Texte à lire.
+-------+

Le 2 mai dernier, la commission des affaires sociales de l’Assemblée nationale a adopté, après 42 heures de débats, le projet de loi sur la fin de vie porté par le député Olivier Falorni (PS).
Après 42 heures de débats, la commission des affaires sociales de l’Assemblée nationale a adopté le projet de loi sur la fin de vie, porté par le député Olivier Falorni (PS). Approuvé par 28 voix contre 15, ce texte pourrait ouvrir la voie à la légalisation du suicide assisté et de l’euthanasie en France. Il sera maintenant examiné en séance plénière (l’aboutissement du travail législatif effectué en commissions parlementaires et dans les groupes politiques) à partir du 12 mai.
Des critères élargis pour accéder à l’euthanasie
Pour pouvoir demander l’euthanasie, cinq conditions devront être réunies : être âgé de plus de 18 ans, être français ou résident en France, être atteint d’une maladie grave et incurable « quelle qu’en soit la cause », en phase avancée ou terminale, souffrir de manière durable et insupportable, tant sur le plan physique que psychologique, et être en capacité de consentir librement et en toute connaissance de cause.

+-------+

Données sources.
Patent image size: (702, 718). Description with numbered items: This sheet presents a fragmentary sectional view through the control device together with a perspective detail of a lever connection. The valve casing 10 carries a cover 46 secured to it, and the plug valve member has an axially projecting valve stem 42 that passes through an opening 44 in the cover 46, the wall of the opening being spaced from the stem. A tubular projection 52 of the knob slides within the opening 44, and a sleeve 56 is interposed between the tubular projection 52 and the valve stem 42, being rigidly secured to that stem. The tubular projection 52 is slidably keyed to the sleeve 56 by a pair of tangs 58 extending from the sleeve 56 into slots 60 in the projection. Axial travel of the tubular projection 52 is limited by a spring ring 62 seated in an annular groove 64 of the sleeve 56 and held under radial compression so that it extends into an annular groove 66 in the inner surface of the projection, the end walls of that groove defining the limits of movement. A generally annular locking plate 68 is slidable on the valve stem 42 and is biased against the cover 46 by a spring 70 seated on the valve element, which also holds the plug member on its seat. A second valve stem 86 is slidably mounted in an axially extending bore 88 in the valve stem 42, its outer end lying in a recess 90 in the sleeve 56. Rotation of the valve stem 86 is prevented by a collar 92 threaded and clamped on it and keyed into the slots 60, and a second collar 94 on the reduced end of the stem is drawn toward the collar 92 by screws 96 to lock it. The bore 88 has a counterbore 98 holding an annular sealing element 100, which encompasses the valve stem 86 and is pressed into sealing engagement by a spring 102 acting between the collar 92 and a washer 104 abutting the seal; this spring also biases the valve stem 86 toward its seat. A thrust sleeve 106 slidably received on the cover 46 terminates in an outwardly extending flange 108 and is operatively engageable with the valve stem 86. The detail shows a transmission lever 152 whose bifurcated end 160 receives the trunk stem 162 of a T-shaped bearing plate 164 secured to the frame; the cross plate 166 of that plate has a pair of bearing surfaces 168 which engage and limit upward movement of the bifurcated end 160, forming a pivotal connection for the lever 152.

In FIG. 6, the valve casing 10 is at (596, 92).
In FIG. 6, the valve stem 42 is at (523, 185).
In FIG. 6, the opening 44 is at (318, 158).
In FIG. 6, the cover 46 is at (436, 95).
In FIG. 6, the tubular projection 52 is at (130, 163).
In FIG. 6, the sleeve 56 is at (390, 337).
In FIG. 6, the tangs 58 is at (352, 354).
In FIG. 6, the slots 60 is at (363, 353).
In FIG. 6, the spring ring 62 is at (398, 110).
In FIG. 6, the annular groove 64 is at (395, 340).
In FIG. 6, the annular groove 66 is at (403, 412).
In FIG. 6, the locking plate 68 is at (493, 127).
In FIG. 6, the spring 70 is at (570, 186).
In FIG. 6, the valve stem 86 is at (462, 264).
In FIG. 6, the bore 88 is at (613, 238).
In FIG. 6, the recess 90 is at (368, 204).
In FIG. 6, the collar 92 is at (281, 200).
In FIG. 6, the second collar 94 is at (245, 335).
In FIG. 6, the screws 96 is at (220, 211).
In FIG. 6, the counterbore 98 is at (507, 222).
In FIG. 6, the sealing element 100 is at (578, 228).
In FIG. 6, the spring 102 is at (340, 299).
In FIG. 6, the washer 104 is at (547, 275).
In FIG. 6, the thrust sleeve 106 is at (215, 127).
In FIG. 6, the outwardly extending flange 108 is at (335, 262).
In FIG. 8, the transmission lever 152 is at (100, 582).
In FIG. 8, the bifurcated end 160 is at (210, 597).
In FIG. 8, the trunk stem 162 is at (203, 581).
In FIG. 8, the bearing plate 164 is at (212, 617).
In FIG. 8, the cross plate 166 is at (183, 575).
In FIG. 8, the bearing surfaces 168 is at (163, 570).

+-------+

Travail demandé. Reprenez le texte consacré au projet de loi sur la fin de vie et poursuivez sa rédaction après sa dernière phrase.

Réponse attendue.
L’ajout de la mention « quelle qu’en soit la cause » élargit considérablement le champ d’application du texte : des personnes grièvement blessées à la suite d’un accident, même sans pathologie sous-jacente, pourraient désormais y être éligibles.
La souffrance psychologique seule suffit ?
L’élargissement aux souffrances psychologiques a suscité un vif débat. Certains députés, comme Thibault Bazin (LR), ont alerté sur les dérives possibles si l’euthanasie est accessible à des personnes souffrant uniquement psychologiquement. Ils ont notamment également fait une demande pour que la souffrance du patient soit à la fois physique et psychique. Pour le rapporteur Olivier Falorni, il ne faut pas hiérarchiser les types de souffrance.
Plusieurs amendements visant à garantir le discernement du patient ou à vérifier l’absence de pressions extérieures ont été proposés. Tous ont été rejetés, malgré les inquiétudes exprimées sur le risque d’influences familiales, sociales ou économiques.
Un changement de vocabulaire controversé
Certains députés ont aussi voulu modifier la façon dont la mort est désignée dans la loi. Des amendements soutenus par l’Association pour le droit de mourir dans la dignité (ADMD) ont été adoptés : ils qualifient désormais l’euthanasie de « mort naturelle ». Une sémantique critiquée par plusieurs élus, qui y voient une tentative d’effacer la distinction entre mort provoquée et mort naturelle.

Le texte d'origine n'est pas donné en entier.